### Task
Wherever the string "ylabel" appears, copy the whole line.

### Raw data
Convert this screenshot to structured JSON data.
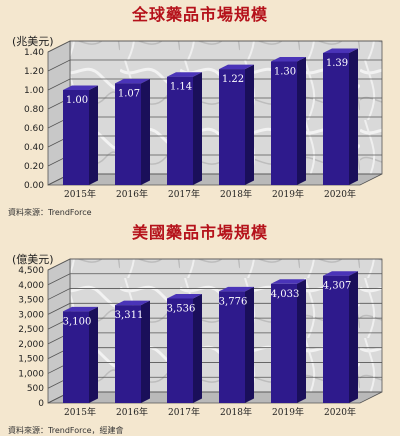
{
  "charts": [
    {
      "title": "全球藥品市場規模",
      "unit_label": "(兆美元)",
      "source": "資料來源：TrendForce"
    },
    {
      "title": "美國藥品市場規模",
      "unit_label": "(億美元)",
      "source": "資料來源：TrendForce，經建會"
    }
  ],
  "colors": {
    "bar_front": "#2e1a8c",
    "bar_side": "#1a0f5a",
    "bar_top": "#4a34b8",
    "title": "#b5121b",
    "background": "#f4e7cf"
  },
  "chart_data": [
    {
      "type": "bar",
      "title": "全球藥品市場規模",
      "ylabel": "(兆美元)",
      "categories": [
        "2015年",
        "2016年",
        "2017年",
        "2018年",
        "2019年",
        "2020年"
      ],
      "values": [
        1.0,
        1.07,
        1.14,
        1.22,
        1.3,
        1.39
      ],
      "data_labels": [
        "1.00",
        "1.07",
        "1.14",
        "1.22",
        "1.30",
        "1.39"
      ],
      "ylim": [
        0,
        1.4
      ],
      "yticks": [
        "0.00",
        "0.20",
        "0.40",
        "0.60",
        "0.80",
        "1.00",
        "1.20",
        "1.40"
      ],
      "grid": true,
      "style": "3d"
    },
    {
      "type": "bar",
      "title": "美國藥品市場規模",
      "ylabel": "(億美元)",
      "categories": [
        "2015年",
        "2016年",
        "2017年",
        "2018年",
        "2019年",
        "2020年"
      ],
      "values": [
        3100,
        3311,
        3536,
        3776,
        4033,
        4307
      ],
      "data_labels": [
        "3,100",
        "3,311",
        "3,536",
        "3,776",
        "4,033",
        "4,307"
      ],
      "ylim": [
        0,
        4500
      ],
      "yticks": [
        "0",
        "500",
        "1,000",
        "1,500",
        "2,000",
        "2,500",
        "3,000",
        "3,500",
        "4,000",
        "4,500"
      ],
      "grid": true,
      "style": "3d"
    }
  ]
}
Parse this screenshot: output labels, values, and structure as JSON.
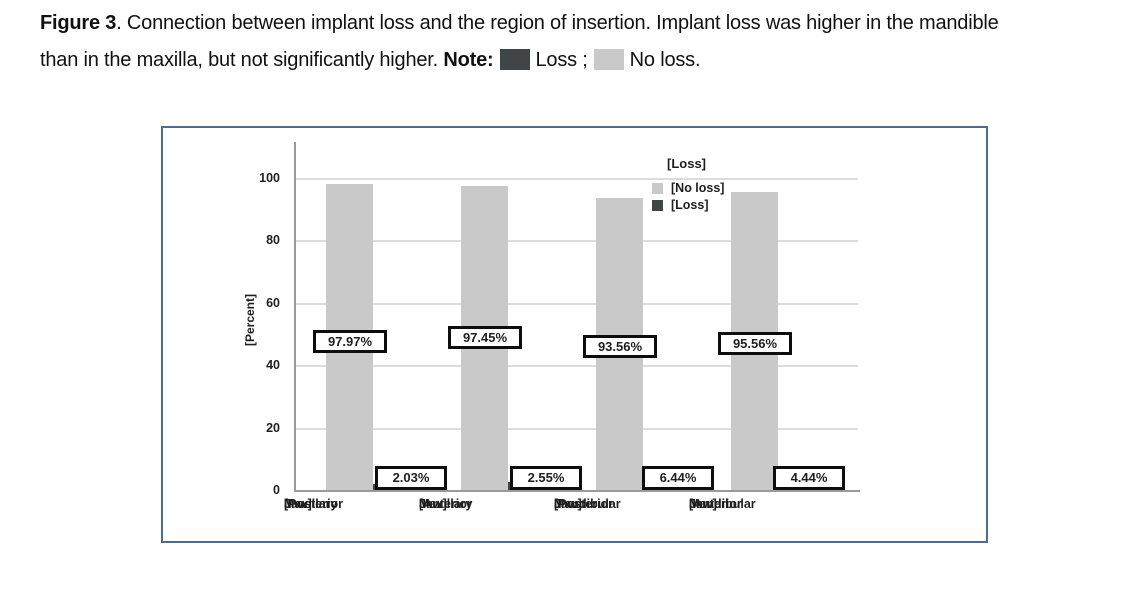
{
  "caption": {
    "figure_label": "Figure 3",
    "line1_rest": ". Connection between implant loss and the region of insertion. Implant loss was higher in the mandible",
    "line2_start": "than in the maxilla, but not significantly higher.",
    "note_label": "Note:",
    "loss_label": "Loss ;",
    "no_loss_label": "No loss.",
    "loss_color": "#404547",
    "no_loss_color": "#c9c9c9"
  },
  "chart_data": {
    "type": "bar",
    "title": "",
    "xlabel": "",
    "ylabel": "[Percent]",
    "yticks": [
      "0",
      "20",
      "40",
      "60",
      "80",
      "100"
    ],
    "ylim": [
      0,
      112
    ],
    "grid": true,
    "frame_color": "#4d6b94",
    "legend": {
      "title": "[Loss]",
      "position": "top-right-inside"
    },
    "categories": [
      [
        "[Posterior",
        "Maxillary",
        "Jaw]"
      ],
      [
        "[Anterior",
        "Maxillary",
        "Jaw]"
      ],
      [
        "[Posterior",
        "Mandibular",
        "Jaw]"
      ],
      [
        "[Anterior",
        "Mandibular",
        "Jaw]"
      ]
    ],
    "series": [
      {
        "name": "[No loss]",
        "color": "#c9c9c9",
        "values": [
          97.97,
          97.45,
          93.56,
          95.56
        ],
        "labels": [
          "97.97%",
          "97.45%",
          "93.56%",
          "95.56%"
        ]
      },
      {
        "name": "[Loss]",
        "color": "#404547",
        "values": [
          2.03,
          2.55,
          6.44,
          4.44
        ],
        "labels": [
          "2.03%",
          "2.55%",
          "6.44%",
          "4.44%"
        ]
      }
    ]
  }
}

### Task answer
      "ylabel": "(兆美元)",
      "ylabel": "(億美元)",
    "ylabel": "[Percent]",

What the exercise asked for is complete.